[Collected data entries]
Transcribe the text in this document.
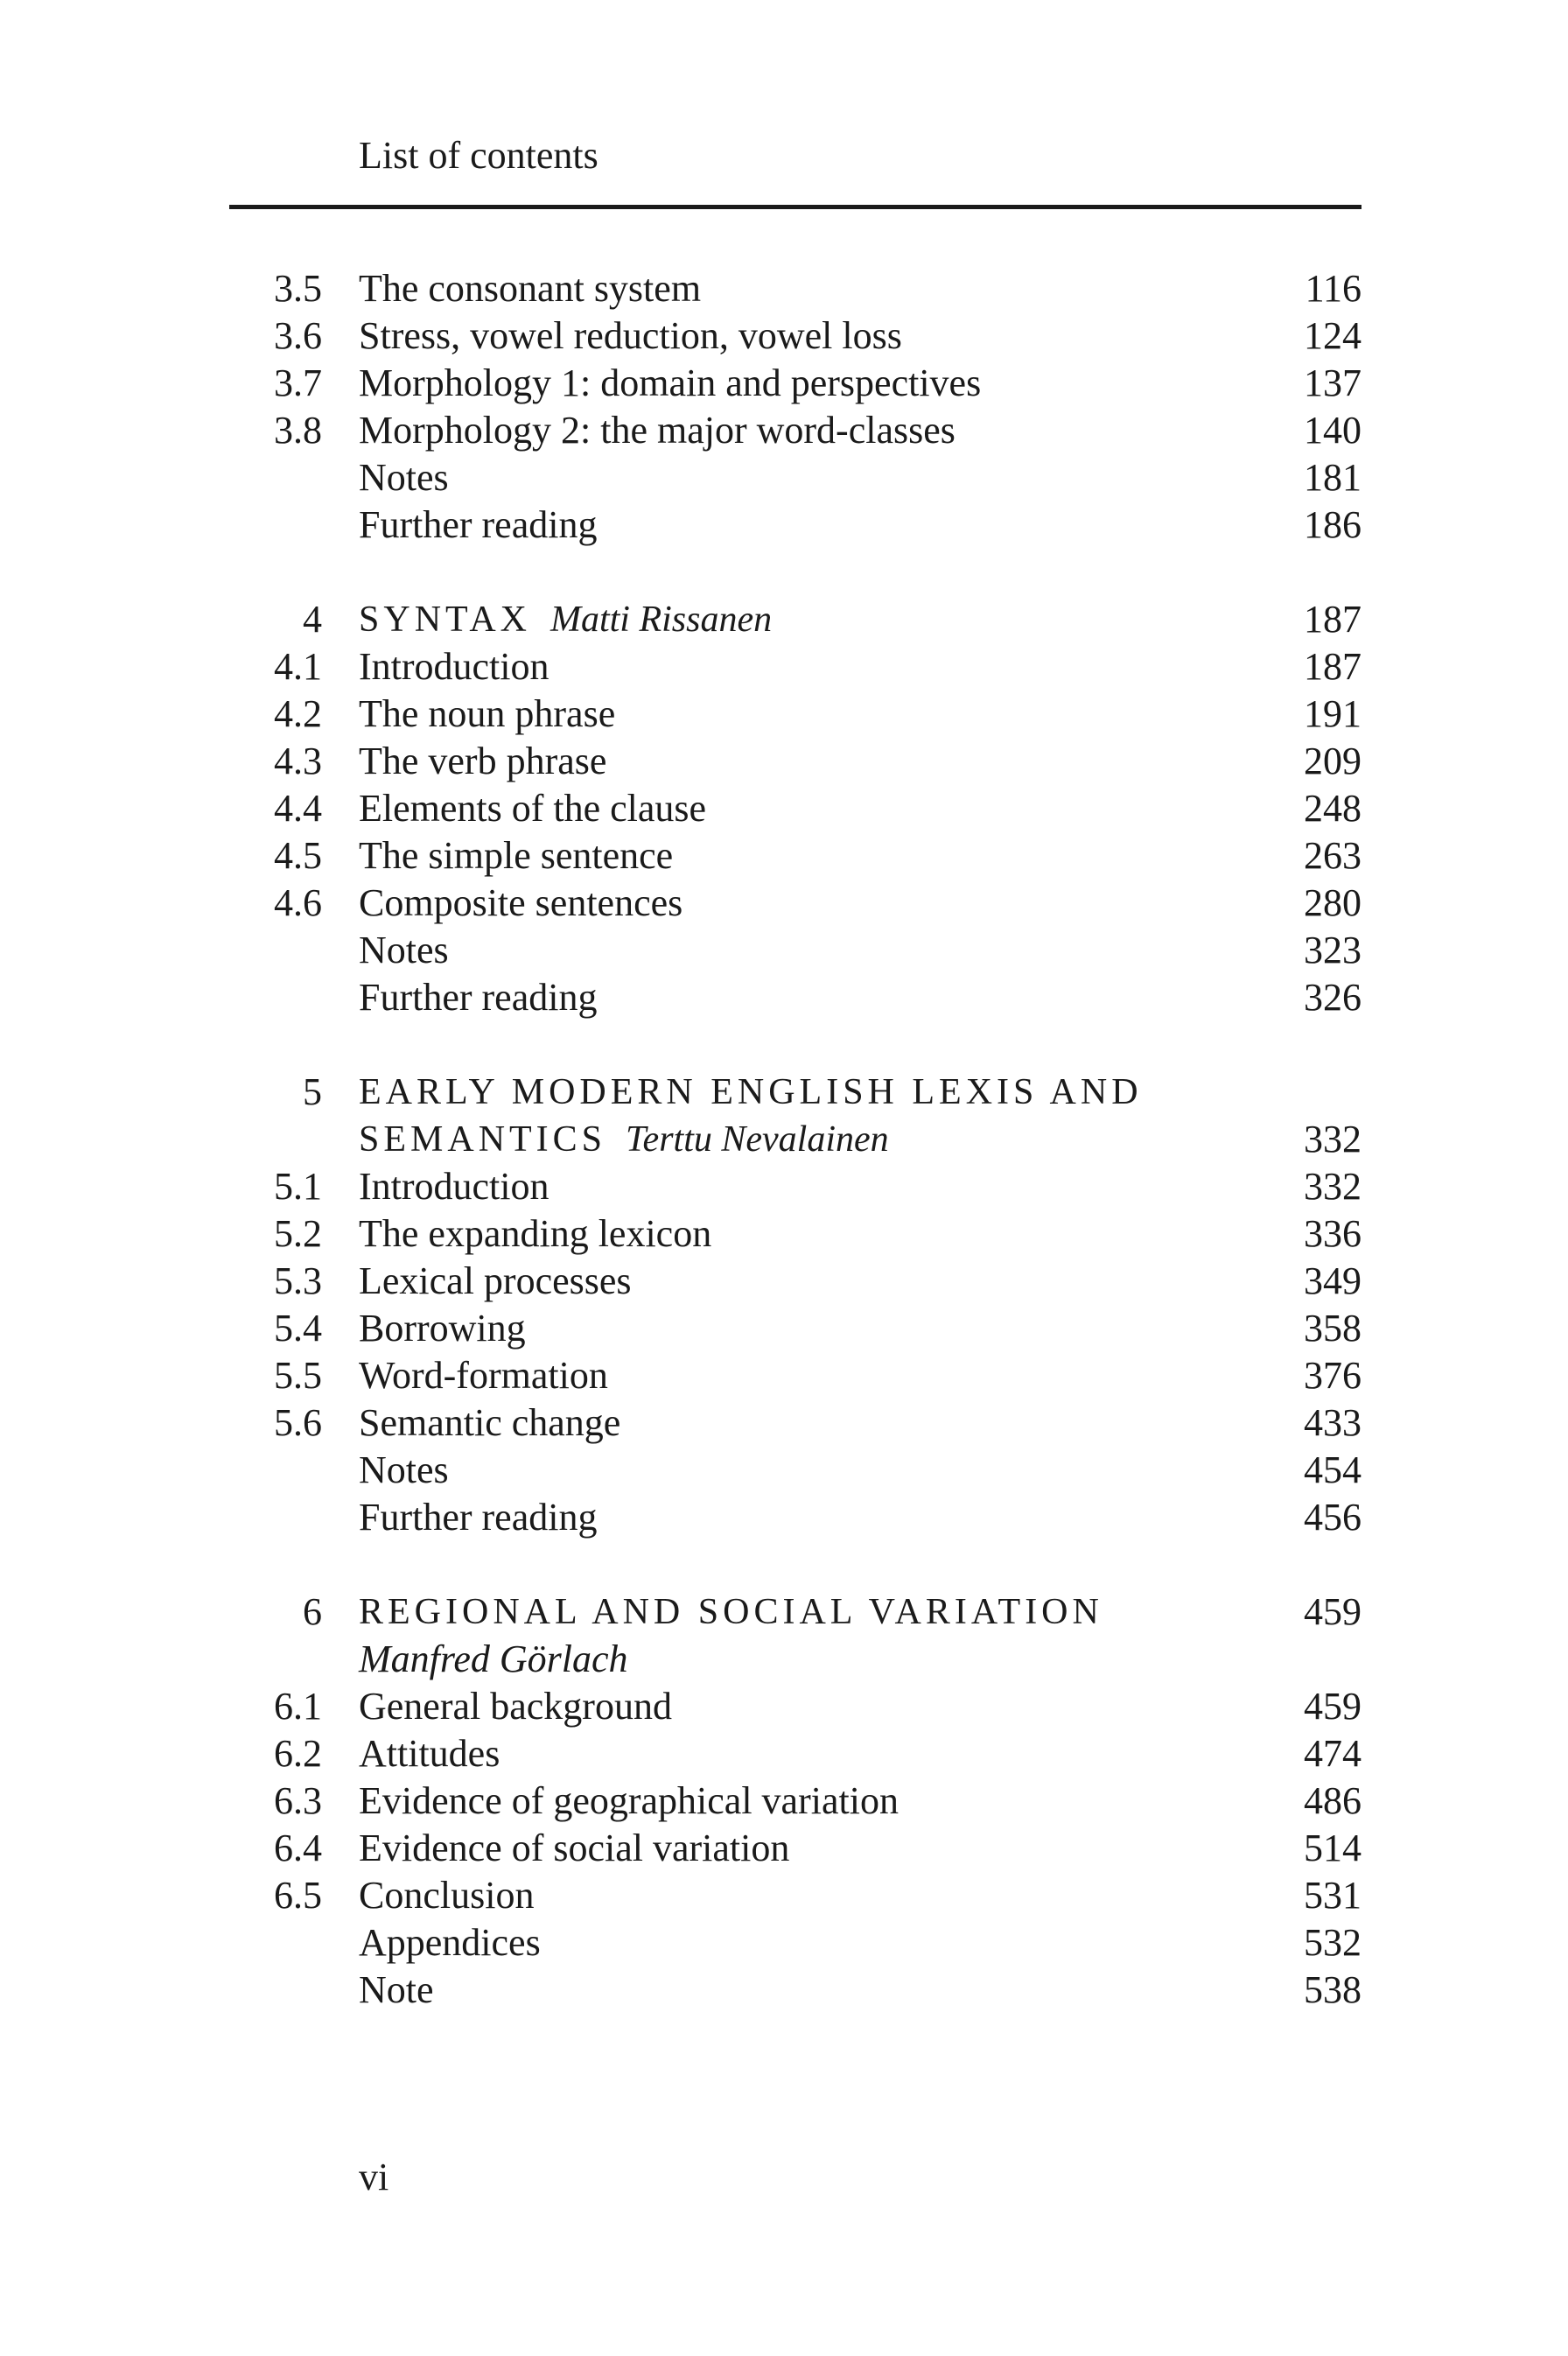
List of contents
3.5 The consonant system	116
3.6 Stress, vowel reduction, vowel loss	124
3.7 Morphology 1: domain and perspectives	137
3.8 Morphology 2: the major word-classes	140
Notes	181
Further reading	186
4 SYNTAX Matti Rissanen	187
4.1 Introduction	187
4.2 The noun phrase	191
4.3 The verb phrase	209
4.4 Elements of the clause	248
4.5 The simple sentence	263
4.6 Composite sentences	280
Notes	323
Further reading	326
5 EARLY MODERN ENGLISH LEXIS AND
SEMANTICS Terttu Nevalainen	332
5.1 Introduction	332
5.2 The expanding lexicon	336
5.3 Lexical processes	349
5.4 Borrowing	358
5.5 Word-formation	376
5.6 Semantic change	433
Notes	454
Further reading	456
6 REGIONAL AND SOCIAL VARIATION	459
Manfred Görlach
6.1 General background	459
6.2 Attitudes	474
6.3 Evidence of geographical variation	486
6.4 Evidence of social variation	514
6.5 Conclusion	531
Appendices	532
Note	538
vi
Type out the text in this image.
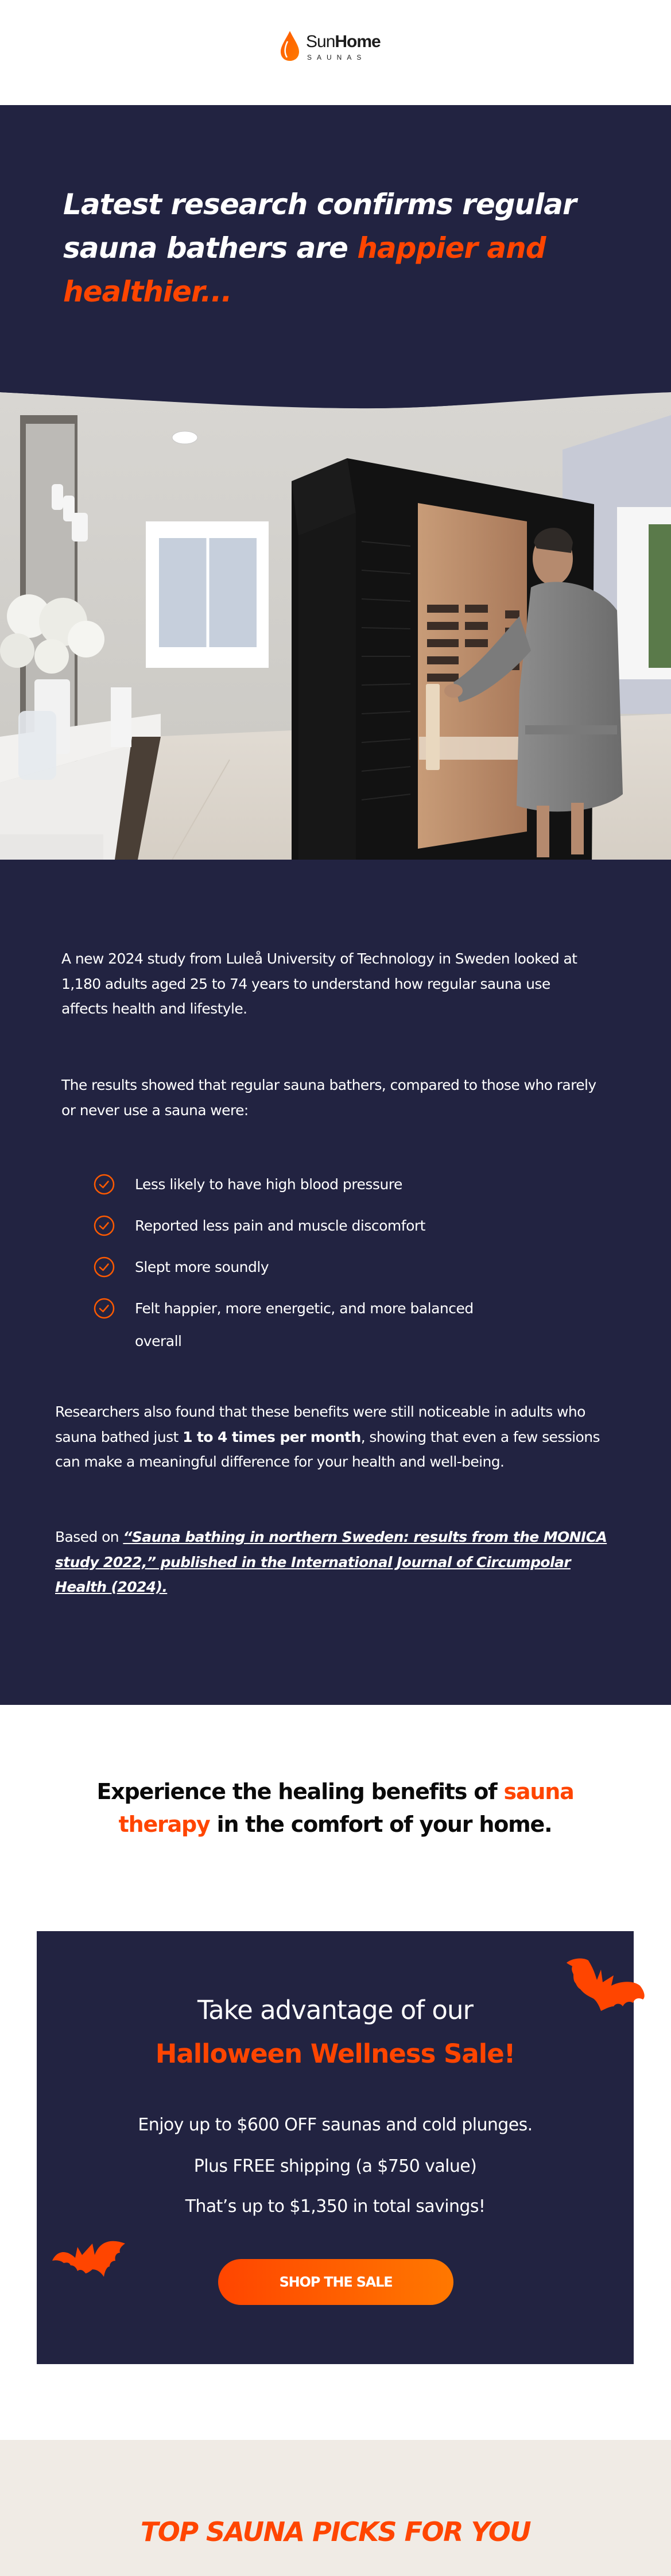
SunHome
SAUNAS
Latest research confirms regular
sauna bathers are happier and
healthier...
A new 2024 study from Luleå University of Technology in Sweden looked at 1,180 adults aged 25 to 74 years to understand how regular sauna use affects health and lifestyle.
The results showed that regular sauna bathers, compared to those who rarely or never use a sauna were:
Less likely to have high blood pressure
Reported less pain and muscle discomfort
Slept more soundly
Felt happier, more energetic, and more balanced overall
Researchers also found that these benefits were still noticeable in adults who sauna bathed just 1 to 4 times per month, showing that even a few sessions can make a meaningful difference for your health and well-being.
Based on “Sauna bathing in northern Sweden: results from the MONICA study 2022,” published in the International Journal of Circumpolar Health (2024).
Experience the healing benefits of sauna therapy in the comfort of your home.
Take advantage of our
Halloween Wellness Sale!
Enjoy up to $600 OFF saunas and cold plunges.
Plus FREE shipping (a $750 value)
That’s up to $1,350 in total savings!
SHOP THE SALE
TOP SAUNA PICKS FOR YOU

Exercise objective: Look through the records and gather each line with the word "regular".

Complete response:
Latest research confirms regular
A new 2024 study from Luleå University of Technology in Sweden looked at 1,180 adults aged 25 to 74 years to understand how regular sauna use affects health and lifestyle.
The results showed that regular sauna bathers, compared to those who rarely or never use a sauna were:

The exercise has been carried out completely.